Source passage.
# Classical music as a punishment?!



## Edward Elgar (Mar 22, 2006)

I was watching Breakfast on BBC1 this morning, and heard a report that deeply perplexed me. A school was using classical music as a punishment for bad behaviour?!

Everytime I go to uni, I walk past a shopping centre. They always have classical music playing specifically in order to deter shoplifters!

Now true, the people in question are either problem children or the scum of the earth, but has our culture just collapsed into a mess of popular culture?

Another point is that being played classical music is "torture" for the ignorant, and yet it's bliss for those who are naturally inquisitive and who want to learn. These qualities are to be found in very few people these days.

Is it right to perpetuate the belief that classical music is not meant to be enjoyed? Please let me hear your thoughts on this topic.


----------



## HarpsichordConcerto (Jan 1, 2010)

Send the school's principal to a mental asylum.


----------



## Il Seraglio (Sep 14, 2009)

Sounds like another stupid gimmick from an education system terrified of its own pupils and their vile, lawsuit-threatening parents. It's not much different from making bullied children shake their tormentors hands or giving the most badly behaved kids a pat on the back for staying out of trouble for a day or two.

Dataset content.
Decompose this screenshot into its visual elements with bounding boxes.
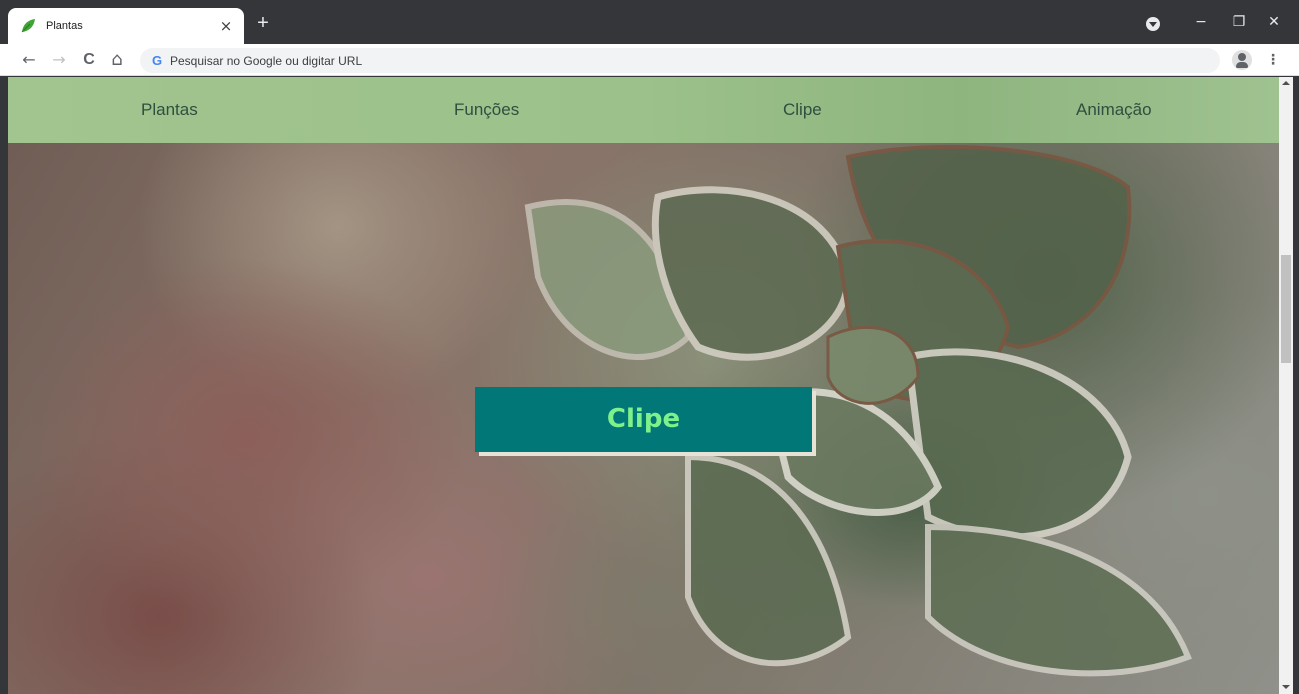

Stated task 1. Reproduce the stretch of the forum thread about classical music as punishment from "Everytime I go" through "of popular culture?".
Stated task 2.
Answer these from the forum thread about classical music as punishment:
(a) Which program and channel was the first poster watching when they heard the report?
(b) Why does the shopping centre near the first poster's uni play classical music?
(c) What does HarpsichordConcerto say should be done with the school's principal?
Stated task 3. Pick up the forum thread about classical music as punishment after its final post and keep it going.

Task output 1.
Everytime I go to uni, I walk past a shopping centre. They always have classical music playing specifically in order to deter shoplifters!

Now true, the people in question are either problem children or the scum of the earth, but has our culture just collapsed into a mess of popular culture?

Task output 2.
(a) Breakfast on BBC1.
(b) To deter shoplifters.
(c) Send the principal to a mental asylum.

Task output 3.
----------



## Polednice (Sep 13, 2009)

I think a part of me has just died inside


----------



## Ravellian (Aug 17, 2009)

I cannot express in words how utterly contemptible that is. And England?? Don't they have some of the most venerable institutions of classical music in all of society?


----------



## Fsharpmajor (Dec 14, 2008)

Here is something similar:

http://thelisteningsessions.blogspot.com/2008/10/why-use-classical-music-as-punishment.html

http://www.chicagoclassicalmusic.org/node/7752

In Vancouver I remember they tried playing music outside light rail stations to stop teenagers from loitering there and dealing cannabis *, only it was MOR rather than classical. I think as long as it isn't rap, it probably doesn't matter what kind of music it is. "Dad rock" would probably work just as well.

* I was p**sed off, because I sometimes bought it from them.


----------



## Artemis (Dec 8, 2007)

I can't see anything odd about the school's behaviour where this additional punishment is administered. It's a fact that most people don't like classical music. If school kids are on detention for bad behaviour what's the point making it easier for them by giving them an easy time, like for example music to listen to which they like? 

The report that I read about this l suggests that both the statistics and pupil comments show the detentions have been effective in that it has drastically reduced bad behaviour and has improved the school's performance in public exams. That's all that matters unless someone can prove that the absence of this additional form of punishment would otherwise have stimulated a greater appreciation of classical music among the said miscreant juveniles, which seems rather unlikely to say the least. In fact it may have achieved a favourable effect in making these kids aware of music they hadn't previously heard.


----------



## Chi_townPhilly (Apr 21, 2007)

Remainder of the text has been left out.